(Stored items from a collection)
☆ ☆ ☆
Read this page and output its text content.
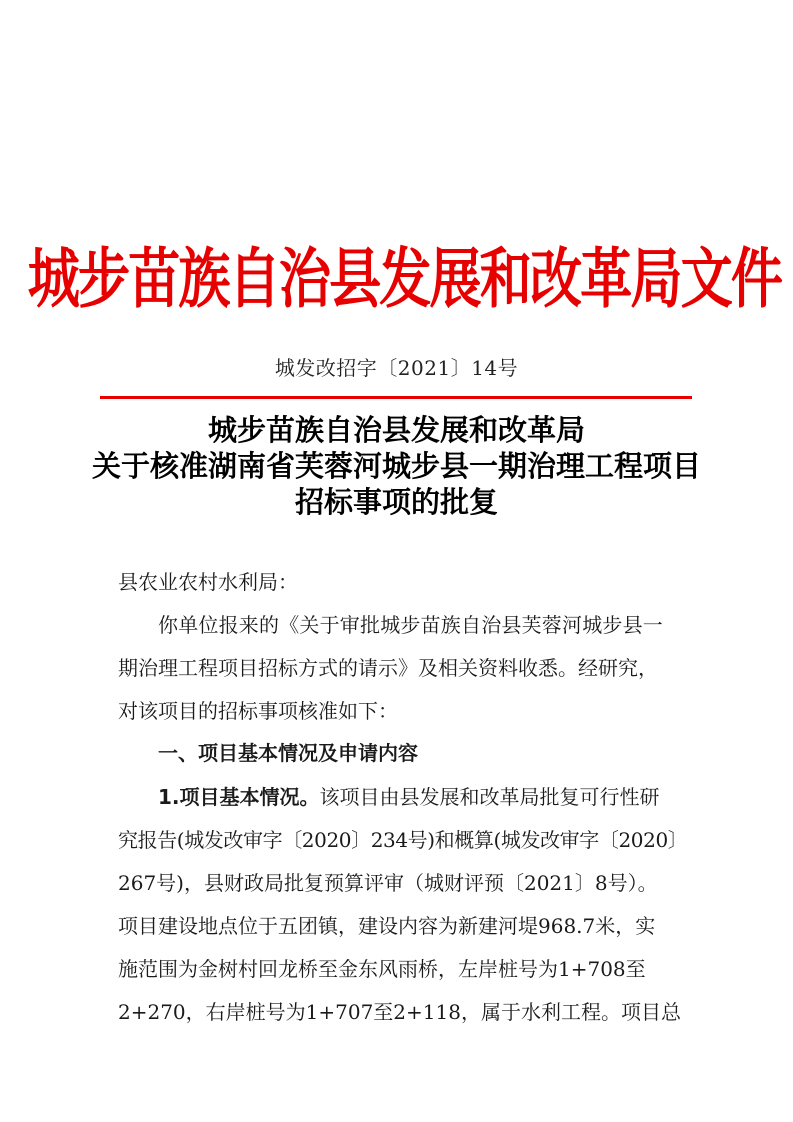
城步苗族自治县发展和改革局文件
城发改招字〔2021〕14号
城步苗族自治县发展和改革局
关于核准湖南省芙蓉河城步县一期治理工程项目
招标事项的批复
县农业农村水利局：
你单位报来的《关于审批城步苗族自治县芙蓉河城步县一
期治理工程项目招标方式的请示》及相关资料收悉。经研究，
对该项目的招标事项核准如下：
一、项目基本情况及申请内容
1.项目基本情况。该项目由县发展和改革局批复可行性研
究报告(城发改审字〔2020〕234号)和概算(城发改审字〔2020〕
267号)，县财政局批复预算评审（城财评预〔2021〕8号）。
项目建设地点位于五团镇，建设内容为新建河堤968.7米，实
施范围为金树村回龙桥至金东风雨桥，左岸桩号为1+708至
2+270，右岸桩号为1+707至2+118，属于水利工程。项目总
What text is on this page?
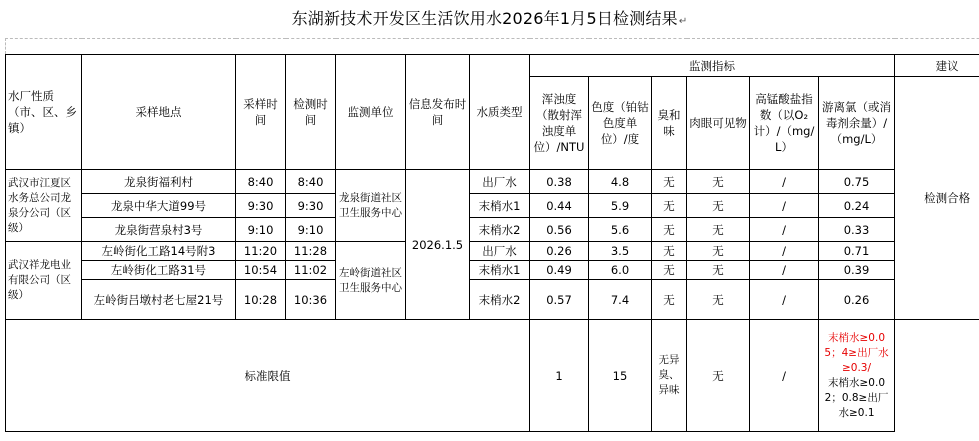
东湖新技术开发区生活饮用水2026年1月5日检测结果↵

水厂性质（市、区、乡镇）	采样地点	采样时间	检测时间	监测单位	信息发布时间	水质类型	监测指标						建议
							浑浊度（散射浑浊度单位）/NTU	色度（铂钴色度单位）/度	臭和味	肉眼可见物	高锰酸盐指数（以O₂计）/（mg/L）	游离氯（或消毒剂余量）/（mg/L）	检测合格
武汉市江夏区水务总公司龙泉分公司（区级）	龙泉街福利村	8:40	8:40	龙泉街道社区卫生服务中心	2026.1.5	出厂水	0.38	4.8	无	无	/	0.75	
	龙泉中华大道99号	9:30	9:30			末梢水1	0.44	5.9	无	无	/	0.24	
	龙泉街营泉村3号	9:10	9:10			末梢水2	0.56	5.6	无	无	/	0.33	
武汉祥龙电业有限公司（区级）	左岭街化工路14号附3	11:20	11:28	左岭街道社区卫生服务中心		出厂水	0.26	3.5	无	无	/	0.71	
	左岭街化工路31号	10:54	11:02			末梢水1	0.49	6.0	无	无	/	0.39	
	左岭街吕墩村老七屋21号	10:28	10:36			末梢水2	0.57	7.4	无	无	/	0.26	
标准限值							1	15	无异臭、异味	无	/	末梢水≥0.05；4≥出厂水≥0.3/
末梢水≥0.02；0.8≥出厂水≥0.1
☆ ☆ ☆
▶ _Your task_: Every entry above should be duplicated exactly. Do not include the images.

▶ _Problem solution_:
Read this page and output its text content.
城步苗族自治县发展和改革局文件
城发改招字〔2021〕14号
城步苗族自治县发展和改革局
关于核准湖南省芙蓉河城步县一期治理工程项目
招标事项的批复
县农业农村水利局：
你单位报来的《关于审批城步苗族自治县芙蓉河城步县一
期治理工程项目招标方式的请示》及相关资料收悉。经研究，
对该项目的招标事项核准如下：
一、项目基本情况及申请内容
1.项目基本情况。该项目由县发展和改革局批复可行性研
究报告(城发改审字〔2020〕234号)和概算(城发改审字〔2020〕
267号)，县财政局批复预算评审（城财评预〔2021〕8号）。
项目建设地点位于五团镇，建设内容为新建河堤968.7米，实
施范围为金树村回龙桥至金东风雨桥，左岸桩号为1+708至
2+270，右岸桩号为1+707至2+118，属于水利工程。项目总
What text is on this page?
东湖新技术开发区生活饮用水2026年1月5日检测结果↵

水厂性质（市、区、乡镇）	采样地点	采样时间	检测时间	监测单位	信息发布时间	水质类型	监测指标						建议
							浑浊度（散射浑浊度单位）/NTU	色度（铂钴色度单位）/度	臭和味	肉眼可见物	高锰酸盐指数（以O₂计）/（mg/L）	游离氯（或消毒剂余量）/（mg/L）	检测合格
武汉市江夏区水务总公司龙泉分公司（区级）	龙泉街福利村	8:40	8:40	龙泉街道社区卫生服务中心	2026.1.5	出厂水	0.38	4.8	无	无	/	0.75	
	龙泉中华大道99号	9:30	9:30			末梢水1	0.44	5.9	无	无	/	0.24	
	龙泉街营泉村3号	9:10	9:10			末梢水2	0.56	5.6	无	无	/	0.33	
武汉祥龙电业有限公司（区级）	左岭街化工路14号附3	11:20	11:28	左岭街道社区卫生服务中心		出厂水	0.26	3.5	无	无	/	0.71	
	左岭街化工路31号	10:54	11:02			末梢水1	0.49	6.0	无	无	/	0.39	
	左岭街吕墩村老七屋21号	10:28	10:36			末梢水2	0.57	7.4	无	无	/	0.26	
标准限值							1	15	无异臭、异味	无	/	末梢水≥0.05；4≥出厂水≥0.3/
末梢水≥0.02；0.8≥出厂水≥0.1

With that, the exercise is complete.